Restate all of the entries exactly, dropping any pictures they hold.

:: DATASET ::

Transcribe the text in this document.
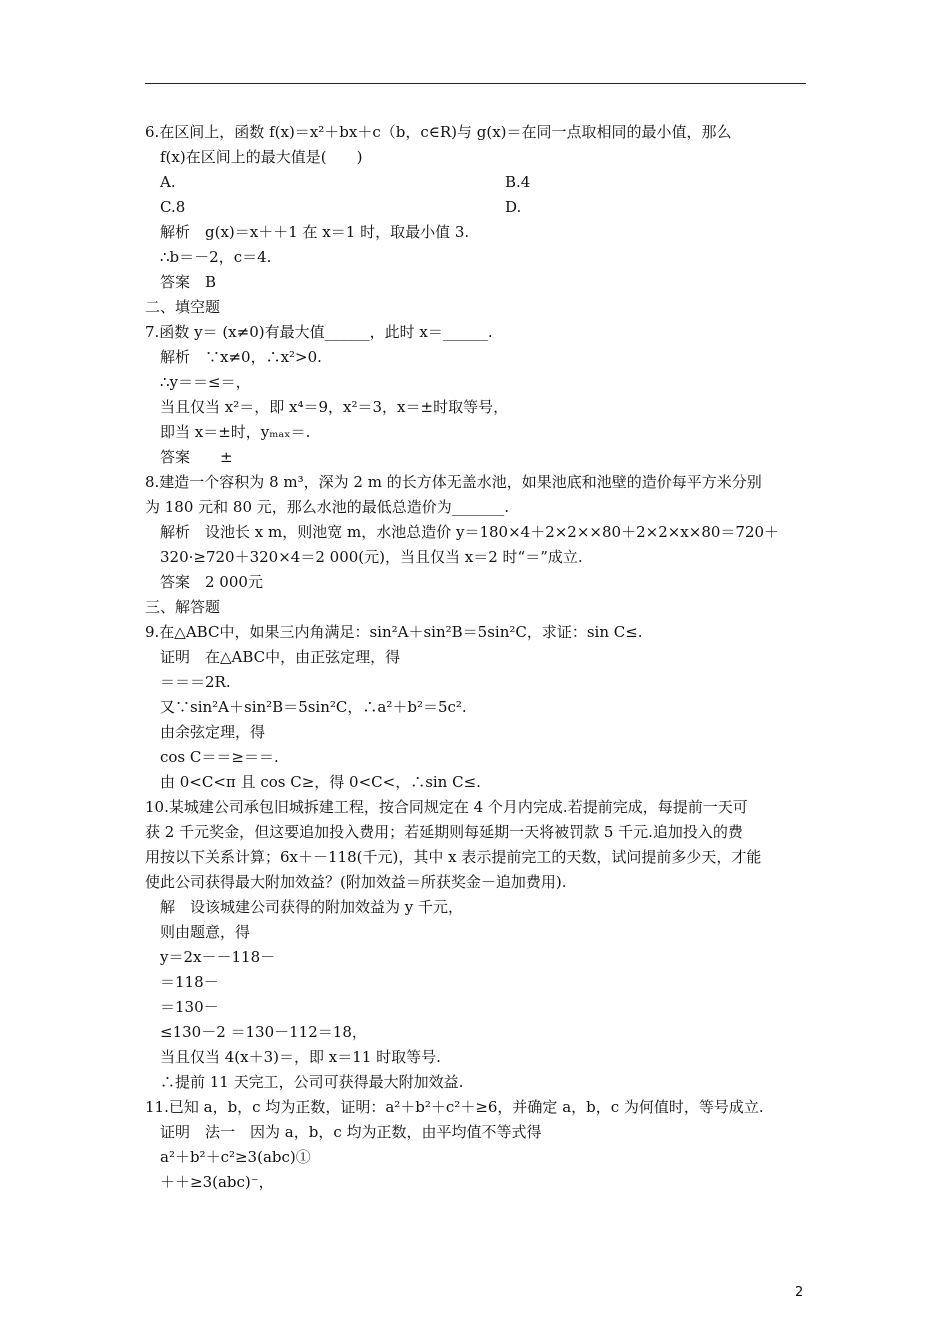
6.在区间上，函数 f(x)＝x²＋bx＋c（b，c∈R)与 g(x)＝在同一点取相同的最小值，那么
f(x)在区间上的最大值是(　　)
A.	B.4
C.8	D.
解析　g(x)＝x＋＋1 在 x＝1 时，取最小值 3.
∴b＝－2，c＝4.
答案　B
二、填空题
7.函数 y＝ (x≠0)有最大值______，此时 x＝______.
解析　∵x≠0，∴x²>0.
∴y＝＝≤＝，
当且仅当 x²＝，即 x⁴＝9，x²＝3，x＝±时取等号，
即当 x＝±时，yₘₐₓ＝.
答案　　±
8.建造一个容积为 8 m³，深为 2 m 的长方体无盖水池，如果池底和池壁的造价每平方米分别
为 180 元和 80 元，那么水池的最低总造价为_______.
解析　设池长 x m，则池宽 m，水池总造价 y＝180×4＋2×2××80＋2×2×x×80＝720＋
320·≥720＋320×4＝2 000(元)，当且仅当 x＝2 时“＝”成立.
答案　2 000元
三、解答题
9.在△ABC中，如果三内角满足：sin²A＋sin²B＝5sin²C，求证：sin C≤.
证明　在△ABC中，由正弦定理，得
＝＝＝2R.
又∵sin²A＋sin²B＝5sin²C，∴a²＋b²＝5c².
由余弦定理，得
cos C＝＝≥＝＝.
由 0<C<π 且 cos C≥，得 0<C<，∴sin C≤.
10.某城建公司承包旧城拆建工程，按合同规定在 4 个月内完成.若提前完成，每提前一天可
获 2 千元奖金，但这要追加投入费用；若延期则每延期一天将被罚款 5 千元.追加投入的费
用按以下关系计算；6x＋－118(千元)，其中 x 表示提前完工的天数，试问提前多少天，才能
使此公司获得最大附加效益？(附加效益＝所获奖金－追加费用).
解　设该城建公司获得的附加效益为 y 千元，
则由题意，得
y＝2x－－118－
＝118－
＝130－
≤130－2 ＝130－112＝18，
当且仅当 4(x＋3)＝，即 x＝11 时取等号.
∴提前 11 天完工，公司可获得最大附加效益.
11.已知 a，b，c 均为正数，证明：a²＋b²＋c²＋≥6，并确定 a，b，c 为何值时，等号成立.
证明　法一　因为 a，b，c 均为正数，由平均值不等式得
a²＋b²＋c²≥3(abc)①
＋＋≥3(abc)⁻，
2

:::

RIGHT ANSWER:
Transcribe the text in this document.
6.在区间上，函数 f(x)＝x²＋bx＋c（b，c∈R)与 g(x)＝在同一点取相同的最小值，那么
f(x)在区间上的最大值是(　　)
A.	B.4
C.8	D.
解析　g(x)＝x＋＋1 在 x＝1 时，取最小值 3.
∴b＝－2，c＝4.
答案　B
二、填空题
7.函数 y＝ (x≠0)有最大值______，此时 x＝______.
解析　∵x≠0，∴x²>0.
∴y＝＝≤＝，
当且仅当 x²＝，即 x⁴＝9，x²＝3，x＝±时取等号，
即当 x＝±时，yₘₐₓ＝.
答案　　±
8.建造一个容积为 8 m³，深为 2 m 的长方体无盖水池，如果池底和池壁的造价每平方米分别
为 180 元和 80 元，那么水池的最低总造价为_______.
解析　设池长 x m，则池宽 m，水池总造价 y＝180×4＋2×2××80＋2×2×x×80＝720＋
320·≥720＋320×4＝2 000(元)，当且仅当 x＝2 时“＝”成立.
答案　2 000元
三、解答题
9.在△ABC中，如果三内角满足：sin²A＋sin²B＝5sin²C，求证：sin C≤.
证明　在△ABC中，由正弦定理，得
＝＝＝2R.
又∵sin²A＋sin²B＝5sin²C，∴a²＋b²＝5c².
由余弦定理，得
cos C＝＝≥＝＝.
由 0<C<π 且 cos C≥，得 0<C<，∴sin C≤.
10.某城建公司承包旧城拆建工程，按合同规定在 4 个月内完成.若提前完成，每提前一天可
获 2 千元奖金，但这要追加投入费用；若延期则每延期一天将被罚款 5 千元.追加投入的费
用按以下关系计算；6x＋－118(千元)，其中 x 表示提前完工的天数，试问提前多少天，才能
使此公司获得最大附加效益？(附加效益＝所获奖金－追加费用).
解　设该城建公司获得的附加效益为 y 千元，
则由题意，得
y＝2x－－118－
＝118－
＝130－
≤130－2 ＝130－112＝18，
当且仅当 4(x＋3)＝，即 x＝11 时取等号.
∴提前 11 天完工，公司可获得最大附加效益.
11.已知 a，b，c 均为正数，证明：a²＋b²＋c²＋≥6，并确定 a，b，c 为何值时，等号成立.
证明　法一　因为 a，b，c 均为正数，由平均值不等式得
a²＋b²＋c²≥3(abc)①
＋＋≥3(abc)⁻，
2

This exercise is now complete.